>>>
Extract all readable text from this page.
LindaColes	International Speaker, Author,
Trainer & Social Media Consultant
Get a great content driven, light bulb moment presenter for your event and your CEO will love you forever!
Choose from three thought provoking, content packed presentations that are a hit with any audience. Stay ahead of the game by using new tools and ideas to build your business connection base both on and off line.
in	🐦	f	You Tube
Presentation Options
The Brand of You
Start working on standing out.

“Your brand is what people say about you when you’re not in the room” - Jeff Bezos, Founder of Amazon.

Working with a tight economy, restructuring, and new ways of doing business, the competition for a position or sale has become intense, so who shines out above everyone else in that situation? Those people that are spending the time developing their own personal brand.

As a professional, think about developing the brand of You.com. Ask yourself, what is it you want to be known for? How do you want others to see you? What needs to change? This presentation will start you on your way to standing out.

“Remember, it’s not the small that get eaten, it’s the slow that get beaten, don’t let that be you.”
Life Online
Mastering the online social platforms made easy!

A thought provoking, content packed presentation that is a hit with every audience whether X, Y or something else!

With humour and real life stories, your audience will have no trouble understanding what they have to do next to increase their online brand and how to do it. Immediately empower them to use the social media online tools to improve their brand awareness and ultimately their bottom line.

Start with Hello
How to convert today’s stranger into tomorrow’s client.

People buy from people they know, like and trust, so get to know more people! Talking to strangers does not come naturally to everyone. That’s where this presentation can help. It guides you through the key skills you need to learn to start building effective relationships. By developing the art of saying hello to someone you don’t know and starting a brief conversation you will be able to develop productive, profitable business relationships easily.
<<<
Print the material once more, exactly.

◆ The completed task
Extract all readable text from this page.
LindaColes	International Speaker, Author,
Trainer & Social Media Consultant
Get a great content driven, light bulb moment presenter for your event and your CEO will love you forever!
Choose from three thought provoking, content packed presentations that are a hit with any audience. Stay ahead of the game by using new tools and ideas to build your business connection base both on and off line.
in	🐦	f	You Tube
Presentation Options
The Brand of You
Start working on standing out.

“Your brand is what people say about you when you’re not in the room” - Jeff Bezos, Founder of Amazon.

Working with a tight economy, restructuring, and new ways of doing business, the competition for a position or sale has become intense, so who shines out above everyone else in that situation? Those people that are spending the time developing their own personal brand.

As a professional, think about developing the brand of You.com. Ask yourself, what is it you want to be known for? How do you want others to see you? What needs to change? This presentation will start you on your way to standing out.

“Remember, it’s not the small that get eaten, it’s the slow that get beaten, don’t let that be you.”
Life Online
Mastering the online social platforms made easy!

A thought provoking, content packed presentation that is a hit with every audience whether X, Y or something else!

With humour and real life stories, your audience will have no trouble understanding what they have to do next to increase their online brand and how to do it. Immediately empower them to use the social media online tools to improve their brand awareness and ultimately their bottom line.

Start with Hello
How to convert today’s stranger into tomorrow’s client.

People buy from people they know, like and trust, so get to know more people! Talking to strangers does not come naturally to everyone. That’s where this presentation can help. It guides you through the key skills you need to learn to start building effective relationships. By developing the art of saying hello to someone you don’t know and starting a brief conversation you will be able to develop productive, profitable business relationships easily.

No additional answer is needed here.